### Short problem:
Read through the entries below and return each line with the word "County".

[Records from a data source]
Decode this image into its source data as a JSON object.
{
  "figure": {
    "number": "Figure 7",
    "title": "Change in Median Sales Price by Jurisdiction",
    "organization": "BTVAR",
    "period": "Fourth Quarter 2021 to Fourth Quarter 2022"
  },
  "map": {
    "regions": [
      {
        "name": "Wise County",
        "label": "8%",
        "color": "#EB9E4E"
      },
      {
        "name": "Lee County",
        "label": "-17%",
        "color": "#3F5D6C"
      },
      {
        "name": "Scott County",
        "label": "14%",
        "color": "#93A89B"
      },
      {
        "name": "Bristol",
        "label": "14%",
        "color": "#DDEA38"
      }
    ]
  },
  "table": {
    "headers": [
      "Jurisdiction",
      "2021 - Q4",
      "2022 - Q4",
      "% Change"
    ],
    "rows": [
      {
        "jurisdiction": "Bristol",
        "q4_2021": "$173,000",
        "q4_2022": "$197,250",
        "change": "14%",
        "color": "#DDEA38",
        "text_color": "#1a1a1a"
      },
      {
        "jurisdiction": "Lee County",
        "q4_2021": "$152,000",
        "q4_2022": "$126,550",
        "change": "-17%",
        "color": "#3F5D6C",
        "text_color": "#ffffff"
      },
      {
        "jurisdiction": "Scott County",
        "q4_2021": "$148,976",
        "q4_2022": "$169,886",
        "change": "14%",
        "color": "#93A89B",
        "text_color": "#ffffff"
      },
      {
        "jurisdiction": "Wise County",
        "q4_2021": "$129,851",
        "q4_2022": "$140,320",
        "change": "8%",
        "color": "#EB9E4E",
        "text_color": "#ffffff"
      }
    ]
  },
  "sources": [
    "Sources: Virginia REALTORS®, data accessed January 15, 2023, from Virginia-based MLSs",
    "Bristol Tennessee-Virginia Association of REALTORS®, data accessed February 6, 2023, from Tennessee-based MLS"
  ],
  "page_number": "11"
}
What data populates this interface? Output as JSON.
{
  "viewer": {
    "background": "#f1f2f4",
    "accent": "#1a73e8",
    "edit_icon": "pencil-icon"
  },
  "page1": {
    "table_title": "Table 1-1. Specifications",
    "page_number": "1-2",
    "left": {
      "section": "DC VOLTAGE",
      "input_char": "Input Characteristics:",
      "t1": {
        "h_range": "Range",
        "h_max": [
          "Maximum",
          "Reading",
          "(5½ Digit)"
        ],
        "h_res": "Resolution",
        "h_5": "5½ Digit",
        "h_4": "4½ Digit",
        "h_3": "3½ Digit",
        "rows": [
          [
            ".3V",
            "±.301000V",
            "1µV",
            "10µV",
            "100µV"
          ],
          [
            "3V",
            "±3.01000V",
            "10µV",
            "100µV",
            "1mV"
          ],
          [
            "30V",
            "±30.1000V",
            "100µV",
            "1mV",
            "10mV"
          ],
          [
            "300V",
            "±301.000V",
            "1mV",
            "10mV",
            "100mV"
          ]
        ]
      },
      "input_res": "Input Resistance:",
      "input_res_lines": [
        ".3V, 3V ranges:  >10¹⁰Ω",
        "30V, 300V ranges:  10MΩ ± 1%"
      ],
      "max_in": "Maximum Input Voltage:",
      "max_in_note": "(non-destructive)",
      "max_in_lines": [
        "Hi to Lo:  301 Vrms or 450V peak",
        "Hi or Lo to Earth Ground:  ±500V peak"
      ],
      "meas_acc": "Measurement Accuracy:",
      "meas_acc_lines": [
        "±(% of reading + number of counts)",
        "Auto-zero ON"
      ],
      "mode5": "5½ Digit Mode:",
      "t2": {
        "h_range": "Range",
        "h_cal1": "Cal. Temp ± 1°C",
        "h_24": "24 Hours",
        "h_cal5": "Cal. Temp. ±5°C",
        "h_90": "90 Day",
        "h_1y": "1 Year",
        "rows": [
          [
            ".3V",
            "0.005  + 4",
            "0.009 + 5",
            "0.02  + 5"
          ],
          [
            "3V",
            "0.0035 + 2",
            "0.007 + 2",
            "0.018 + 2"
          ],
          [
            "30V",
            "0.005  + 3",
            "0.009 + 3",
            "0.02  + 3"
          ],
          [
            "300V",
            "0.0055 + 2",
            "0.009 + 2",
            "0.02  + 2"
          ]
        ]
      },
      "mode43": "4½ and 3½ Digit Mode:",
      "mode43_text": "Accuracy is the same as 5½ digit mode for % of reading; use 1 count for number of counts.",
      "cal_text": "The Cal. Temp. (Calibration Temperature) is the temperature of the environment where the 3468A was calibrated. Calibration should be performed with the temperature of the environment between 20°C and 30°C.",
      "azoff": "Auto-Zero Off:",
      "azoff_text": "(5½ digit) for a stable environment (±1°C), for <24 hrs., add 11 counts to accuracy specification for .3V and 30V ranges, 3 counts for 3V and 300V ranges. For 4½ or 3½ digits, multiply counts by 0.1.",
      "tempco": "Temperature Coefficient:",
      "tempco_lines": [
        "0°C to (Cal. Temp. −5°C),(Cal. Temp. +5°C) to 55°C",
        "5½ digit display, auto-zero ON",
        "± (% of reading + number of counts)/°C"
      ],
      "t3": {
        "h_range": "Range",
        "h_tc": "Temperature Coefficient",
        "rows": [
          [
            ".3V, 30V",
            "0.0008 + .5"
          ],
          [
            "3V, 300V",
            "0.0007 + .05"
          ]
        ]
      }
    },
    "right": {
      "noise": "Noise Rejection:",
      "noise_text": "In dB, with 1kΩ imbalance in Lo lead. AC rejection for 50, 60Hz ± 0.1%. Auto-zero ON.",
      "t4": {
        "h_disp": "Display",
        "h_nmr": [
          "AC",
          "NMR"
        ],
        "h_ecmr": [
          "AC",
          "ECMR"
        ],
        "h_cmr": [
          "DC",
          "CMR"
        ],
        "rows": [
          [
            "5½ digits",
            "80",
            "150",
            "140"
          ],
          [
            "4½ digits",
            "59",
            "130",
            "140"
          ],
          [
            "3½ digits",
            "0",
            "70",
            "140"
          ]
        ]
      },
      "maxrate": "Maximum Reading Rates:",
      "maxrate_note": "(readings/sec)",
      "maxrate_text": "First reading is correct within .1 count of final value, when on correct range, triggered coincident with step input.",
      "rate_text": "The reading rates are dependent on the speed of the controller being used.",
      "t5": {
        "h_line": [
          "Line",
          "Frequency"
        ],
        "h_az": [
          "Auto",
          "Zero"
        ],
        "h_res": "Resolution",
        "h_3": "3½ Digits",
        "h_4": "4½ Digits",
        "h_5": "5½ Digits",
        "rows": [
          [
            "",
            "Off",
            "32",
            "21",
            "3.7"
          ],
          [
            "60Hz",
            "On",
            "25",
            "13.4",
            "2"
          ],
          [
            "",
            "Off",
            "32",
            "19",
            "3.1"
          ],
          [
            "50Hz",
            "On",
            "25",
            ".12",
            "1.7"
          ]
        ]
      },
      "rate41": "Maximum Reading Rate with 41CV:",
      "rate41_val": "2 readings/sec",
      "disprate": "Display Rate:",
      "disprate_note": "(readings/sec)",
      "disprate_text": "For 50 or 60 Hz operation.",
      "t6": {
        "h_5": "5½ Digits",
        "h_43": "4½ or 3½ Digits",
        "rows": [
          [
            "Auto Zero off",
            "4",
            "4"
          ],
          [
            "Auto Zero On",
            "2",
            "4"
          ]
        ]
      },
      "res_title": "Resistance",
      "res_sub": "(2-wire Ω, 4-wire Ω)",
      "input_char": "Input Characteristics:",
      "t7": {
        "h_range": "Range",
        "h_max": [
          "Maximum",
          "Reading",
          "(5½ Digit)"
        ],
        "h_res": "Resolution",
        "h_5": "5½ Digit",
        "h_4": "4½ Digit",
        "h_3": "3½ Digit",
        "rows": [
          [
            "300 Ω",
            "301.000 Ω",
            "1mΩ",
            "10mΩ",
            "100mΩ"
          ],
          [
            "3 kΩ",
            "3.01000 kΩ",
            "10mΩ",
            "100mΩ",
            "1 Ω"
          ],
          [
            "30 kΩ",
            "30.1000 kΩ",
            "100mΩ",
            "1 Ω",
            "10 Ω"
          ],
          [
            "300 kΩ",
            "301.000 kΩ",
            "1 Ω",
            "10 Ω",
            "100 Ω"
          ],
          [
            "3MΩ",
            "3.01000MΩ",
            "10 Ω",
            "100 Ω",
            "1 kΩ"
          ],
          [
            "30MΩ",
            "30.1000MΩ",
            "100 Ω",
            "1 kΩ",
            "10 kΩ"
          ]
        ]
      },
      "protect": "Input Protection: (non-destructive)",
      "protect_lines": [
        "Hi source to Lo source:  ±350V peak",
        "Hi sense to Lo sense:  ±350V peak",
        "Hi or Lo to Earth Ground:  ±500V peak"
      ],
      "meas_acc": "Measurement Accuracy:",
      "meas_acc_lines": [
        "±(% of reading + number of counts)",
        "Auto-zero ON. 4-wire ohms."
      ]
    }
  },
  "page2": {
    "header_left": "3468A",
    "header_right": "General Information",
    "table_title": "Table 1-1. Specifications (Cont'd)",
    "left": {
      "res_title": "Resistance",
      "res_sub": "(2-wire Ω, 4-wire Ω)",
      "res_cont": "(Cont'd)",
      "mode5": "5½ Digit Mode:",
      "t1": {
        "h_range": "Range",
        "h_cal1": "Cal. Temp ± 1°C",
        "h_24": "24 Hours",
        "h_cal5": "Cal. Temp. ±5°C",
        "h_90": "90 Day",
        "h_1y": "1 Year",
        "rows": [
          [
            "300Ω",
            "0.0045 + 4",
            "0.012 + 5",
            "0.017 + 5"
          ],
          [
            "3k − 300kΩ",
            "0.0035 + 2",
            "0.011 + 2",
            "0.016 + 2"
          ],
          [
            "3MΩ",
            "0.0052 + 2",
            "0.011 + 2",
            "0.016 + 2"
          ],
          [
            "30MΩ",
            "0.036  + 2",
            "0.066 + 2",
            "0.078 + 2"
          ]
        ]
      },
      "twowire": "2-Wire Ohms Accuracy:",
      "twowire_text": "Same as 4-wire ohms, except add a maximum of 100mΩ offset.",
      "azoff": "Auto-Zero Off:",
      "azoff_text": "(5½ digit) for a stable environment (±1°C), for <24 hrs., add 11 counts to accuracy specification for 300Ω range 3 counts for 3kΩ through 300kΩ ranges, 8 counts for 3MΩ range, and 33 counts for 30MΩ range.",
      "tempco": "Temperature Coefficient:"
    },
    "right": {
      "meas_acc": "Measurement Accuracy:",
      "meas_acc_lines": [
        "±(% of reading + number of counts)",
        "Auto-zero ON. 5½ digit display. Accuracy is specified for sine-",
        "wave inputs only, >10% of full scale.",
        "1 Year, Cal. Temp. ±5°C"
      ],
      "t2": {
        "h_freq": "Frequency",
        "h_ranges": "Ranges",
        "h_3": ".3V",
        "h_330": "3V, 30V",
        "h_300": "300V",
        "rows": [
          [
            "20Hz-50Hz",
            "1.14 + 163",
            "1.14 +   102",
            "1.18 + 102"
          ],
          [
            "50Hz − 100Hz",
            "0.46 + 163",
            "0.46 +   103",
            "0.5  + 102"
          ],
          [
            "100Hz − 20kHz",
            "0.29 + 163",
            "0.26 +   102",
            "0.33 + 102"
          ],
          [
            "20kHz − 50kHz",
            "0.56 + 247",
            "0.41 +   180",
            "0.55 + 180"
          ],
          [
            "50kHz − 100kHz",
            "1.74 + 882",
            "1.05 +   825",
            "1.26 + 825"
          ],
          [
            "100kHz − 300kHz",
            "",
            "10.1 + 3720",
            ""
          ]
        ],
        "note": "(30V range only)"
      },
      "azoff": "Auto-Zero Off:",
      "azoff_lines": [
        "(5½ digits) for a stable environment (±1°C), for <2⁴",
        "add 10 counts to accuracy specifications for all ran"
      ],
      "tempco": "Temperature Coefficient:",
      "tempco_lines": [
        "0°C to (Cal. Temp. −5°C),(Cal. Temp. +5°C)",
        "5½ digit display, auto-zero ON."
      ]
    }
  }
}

### Answer to this task:
        "name": "Wise County",
        "name": "Lee County",
        "name": "Scott County",
        "jurisdiction": "Lee County",
        "jurisdiction": "Scott County",
        "jurisdiction": "Wise County",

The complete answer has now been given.